Directions.
Please return the full listing below without altering anything.

***** Data for this exercise

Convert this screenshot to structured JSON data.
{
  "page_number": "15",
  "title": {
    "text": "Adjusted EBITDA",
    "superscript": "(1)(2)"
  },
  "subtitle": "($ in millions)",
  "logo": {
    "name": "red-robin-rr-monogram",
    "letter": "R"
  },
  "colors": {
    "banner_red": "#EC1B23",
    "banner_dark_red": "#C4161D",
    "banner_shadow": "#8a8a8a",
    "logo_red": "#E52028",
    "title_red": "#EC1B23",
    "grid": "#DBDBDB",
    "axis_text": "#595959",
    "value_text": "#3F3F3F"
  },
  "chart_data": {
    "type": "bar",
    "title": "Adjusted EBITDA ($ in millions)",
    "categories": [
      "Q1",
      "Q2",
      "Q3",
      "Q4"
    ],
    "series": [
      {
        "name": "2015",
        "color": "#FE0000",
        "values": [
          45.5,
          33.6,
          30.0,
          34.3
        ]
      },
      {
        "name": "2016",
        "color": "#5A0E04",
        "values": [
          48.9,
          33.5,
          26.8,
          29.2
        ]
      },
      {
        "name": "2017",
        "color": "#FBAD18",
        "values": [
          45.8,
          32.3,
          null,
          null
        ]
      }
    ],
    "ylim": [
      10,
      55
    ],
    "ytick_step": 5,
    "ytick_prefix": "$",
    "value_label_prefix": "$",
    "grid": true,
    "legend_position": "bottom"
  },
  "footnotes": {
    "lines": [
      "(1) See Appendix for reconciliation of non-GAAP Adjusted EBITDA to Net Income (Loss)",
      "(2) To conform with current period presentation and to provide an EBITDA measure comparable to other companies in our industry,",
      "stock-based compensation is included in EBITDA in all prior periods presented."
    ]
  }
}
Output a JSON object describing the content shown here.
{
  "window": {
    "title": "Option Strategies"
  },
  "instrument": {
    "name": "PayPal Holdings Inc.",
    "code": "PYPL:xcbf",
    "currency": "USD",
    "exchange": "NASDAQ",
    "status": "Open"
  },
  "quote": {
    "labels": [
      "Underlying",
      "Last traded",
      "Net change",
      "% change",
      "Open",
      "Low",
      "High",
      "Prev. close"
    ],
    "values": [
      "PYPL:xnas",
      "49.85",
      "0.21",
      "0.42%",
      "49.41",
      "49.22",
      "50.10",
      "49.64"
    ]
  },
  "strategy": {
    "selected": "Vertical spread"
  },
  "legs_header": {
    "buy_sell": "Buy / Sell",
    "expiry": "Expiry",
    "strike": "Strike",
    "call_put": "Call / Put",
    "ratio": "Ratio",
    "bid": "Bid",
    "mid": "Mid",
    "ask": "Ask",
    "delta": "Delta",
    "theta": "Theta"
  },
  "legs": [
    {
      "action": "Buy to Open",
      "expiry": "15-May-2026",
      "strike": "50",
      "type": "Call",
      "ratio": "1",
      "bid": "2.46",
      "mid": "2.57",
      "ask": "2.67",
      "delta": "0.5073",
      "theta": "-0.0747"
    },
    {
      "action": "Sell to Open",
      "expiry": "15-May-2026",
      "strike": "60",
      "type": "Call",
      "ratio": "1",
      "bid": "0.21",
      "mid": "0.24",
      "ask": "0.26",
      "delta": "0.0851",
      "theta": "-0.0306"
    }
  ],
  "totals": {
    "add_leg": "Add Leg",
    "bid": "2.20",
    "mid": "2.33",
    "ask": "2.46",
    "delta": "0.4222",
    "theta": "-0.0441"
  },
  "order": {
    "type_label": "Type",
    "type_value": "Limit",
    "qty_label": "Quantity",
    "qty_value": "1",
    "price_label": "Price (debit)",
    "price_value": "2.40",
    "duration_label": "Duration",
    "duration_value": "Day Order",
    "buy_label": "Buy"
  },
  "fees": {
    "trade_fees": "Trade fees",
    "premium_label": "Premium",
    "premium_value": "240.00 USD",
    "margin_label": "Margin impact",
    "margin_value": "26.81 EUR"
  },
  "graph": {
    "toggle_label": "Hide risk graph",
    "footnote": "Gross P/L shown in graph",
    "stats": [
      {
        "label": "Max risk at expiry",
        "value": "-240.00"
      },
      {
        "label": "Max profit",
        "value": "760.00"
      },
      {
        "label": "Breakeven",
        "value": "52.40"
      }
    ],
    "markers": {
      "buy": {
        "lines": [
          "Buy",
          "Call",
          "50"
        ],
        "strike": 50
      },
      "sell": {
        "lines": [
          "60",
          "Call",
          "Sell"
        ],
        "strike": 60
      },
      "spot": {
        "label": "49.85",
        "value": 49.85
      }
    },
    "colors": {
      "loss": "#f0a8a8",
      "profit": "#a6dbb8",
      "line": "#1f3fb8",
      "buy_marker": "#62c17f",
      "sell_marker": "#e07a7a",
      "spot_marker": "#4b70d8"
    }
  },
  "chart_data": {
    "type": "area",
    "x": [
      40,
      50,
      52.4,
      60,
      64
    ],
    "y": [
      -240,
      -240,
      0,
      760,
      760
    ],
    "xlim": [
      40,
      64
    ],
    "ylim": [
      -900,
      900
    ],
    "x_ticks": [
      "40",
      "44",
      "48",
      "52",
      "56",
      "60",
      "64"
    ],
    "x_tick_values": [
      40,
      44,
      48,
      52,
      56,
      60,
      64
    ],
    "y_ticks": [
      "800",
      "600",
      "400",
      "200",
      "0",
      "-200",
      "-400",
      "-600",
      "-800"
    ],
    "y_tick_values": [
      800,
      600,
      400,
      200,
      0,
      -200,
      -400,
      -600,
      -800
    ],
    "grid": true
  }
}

**********

Finished answer.
Convert this screenshot to structured JSON data.
{
  "page_number": "15",
  "title": {
    "text": "Adjusted EBITDA",
    "superscript": "(1)(2)"
  },
  "subtitle": "($ in millions)",
  "logo": {
    "name": "red-robin-rr-monogram",
    "letter": "R"
  },
  "colors": {
    "banner_red": "#EC1B23",
    "banner_dark_red": "#C4161D",
    "banner_shadow": "#8a8a8a",
    "logo_red": "#E52028",
    "title_red": "#EC1B23",
    "grid": "#DBDBDB",
    "axis_text": "#595959",
    "value_text": "#3F3F3F"
  },
  "chart_data": {
    "type": "bar",
    "title": "Adjusted EBITDA ($ in millions)",
    "categories": [
      "Q1",
      "Q2",
      "Q3",
      "Q4"
    ],
    "series": [
      {
        "name": "2015",
        "color": "#FE0000",
        "values": [
          45.5,
          33.6,
          30.0,
          34.3
        ]
      },
      {
        "name": "2016",
        "color": "#5A0E04",
        "values": [
          48.9,
          33.5,
          26.8,
          29.2
        ]
      },
      {
        "name": "2017",
        "color": "#FBAD18",
        "values": [
          45.8,
          32.3,
          null,
          null
        ]
      }
    ],
    "ylim": [
      10,
      55
    ],
    "ytick_step": 5,
    "ytick_prefix": "$",
    "value_label_prefix": "$",
    "grid": true,
    "legend_position": "bottom"
  },
  "footnotes": {
    "lines": [
      "(1) See Appendix for reconciliation of non-GAAP Adjusted EBITDA to Net Income (Loss)",
      "(2) To conform with current period presentation and to provide an EBITDA measure comparable to other companies in our industry,",
      "stock-based compensation is included in EBITDA in all prior periods presented."
    ]
  }
}
Output a JSON object describing the content shown here.
{
  "window": {
    "title": "Option Strategies"
  },
  "instrument": {
    "name": "PayPal Holdings Inc.",
    "code": "PYPL:xcbf",
    "currency": "USD",
    "exchange": "NASDAQ",
    "status": "Open"
  },
  "quote": {
    "labels": [
      "Underlying",
      "Last traded",
      "Net change",
      "% change",
      "Open",
      "Low",
      "High",
      "Prev. close"
    ],
    "values": [
      "PYPL:xnas",
      "49.85",
      "0.21",
      "0.42%",
      "49.41",
      "49.22",
      "50.10",
      "49.64"
    ]
  },
  "strategy": {
    "selected": "Vertical spread"
  },
  "legs_header": {
    "buy_sell": "Buy / Sell",
    "expiry": "Expiry",
    "strike": "Strike",
    "call_put": "Call / Put",
    "ratio": "Ratio",
    "bid": "Bid",
    "mid": "Mid",
    "ask": "Ask",
    "delta": "Delta",
    "theta": "Theta"
  },
  "legs": [
    {
      "action": "Buy to Open",
      "expiry": "15-May-2026",
      "strike": "50",
      "type": "Call",
      "ratio": "1",
      "bid": "2.46",
      "mid": "2.57",
      "ask": "2.67",
      "delta": "0.5073",
      "theta": "-0.0747"
    },
    {
      "action": "Sell to Open",
      "expiry": "15-May-2026",
      "strike": "60",
      "type": "Call",
      "ratio": "1",
      "bid": "0.21",
      "mid": "0.24",
      "ask": "0.26",
      "delta": "0.0851",
      "theta": "-0.0306"
    }
  ],
  "totals": {
    "add_leg": "Add Leg",
    "bid": "2.20",
    "mid": "2.33",
    "ask": "2.46",
    "delta": "0.4222",
    "theta": "-0.0441"
  },
  "order": {
    "type_label": "Type",
    "type_value": "Limit",
    "qty_label": "Quantity",
    "qty_value": "1",
    "price_label": "Price (debit)",
    "price_value": "2.40",
    "duration_label": "Duration",
    "duration_value": "Day Order",
    "buy_label": "Buy"
  },
  "fees": {
    "trade_fees": "Trade fees",
    "premium_label": "Premium",
    "premium_value": "240.00 USD",
    "margin_label": "Margin impact",
    "margin_value": "26.81 EUR"
  },
  "graph": {
    "toggle_label": "Hide risk graph",
    "footnote": "Gross P/L shown in graph",
    "stats": [
      {
        "label": "Max risk at expiry",
        "value": "-240.00"
      },
      {
        "label": "Max profit",
        "value": "760.00"
      },
      {
        "label": "Breakeven",
        "value": "52.40"
      }
    ],
    "markers": {
      "buy": {
        "lines": [
          "Buy",
          "Call",
          "50"
        ],
        "strike": 50
      },
      "sell": {
        "lines": [
          "60",
          "Call",
          "Sell"
        ],
        "strike": 60
      },
      "spot": {
        "label": "49.85",
        "value": 49.85
      }
    },
    "colors": {
      "loss": "#f0a8a8",
      "profit": "#a6dbb8",
      "line": "#1f3fb8",
      "buy_marker": "#62c17f",
      "sell_marker": "#e07a7a",
      "spot_marker": "#4b70d8"
    }
  },
  "chart_data": {
    "type": "area",
    "x": [
      40,
      50,
      52.4,
      60,
      64
    ],
    "y": [
      -240,
      -240,
      0,
      760,
      760
    ],
    "xlim": [
      40,
      64
    ],
    "ylim": [
      -900,
      900
    ],
    "x_ticks": [
      "40",
      "44",
      "48",
      "52",
      "56",
      "60",
      "64"
    ],
    "x_tick_values": [
      40,
      44,
      48,
      52,
      56,
      60,
      64
    ],
    "y_ticks": [
      "800",
      "600",
      "400",
      "200",
      "0",
      "-200",
      "-400",
      "-600",
      "-800"
    ],
    "y_tick_values": [
      800,
      600,
      400,
      200,
      0,
      -200,
      -400,
      -600,
      -800
    ],
    "grid": true
  }
}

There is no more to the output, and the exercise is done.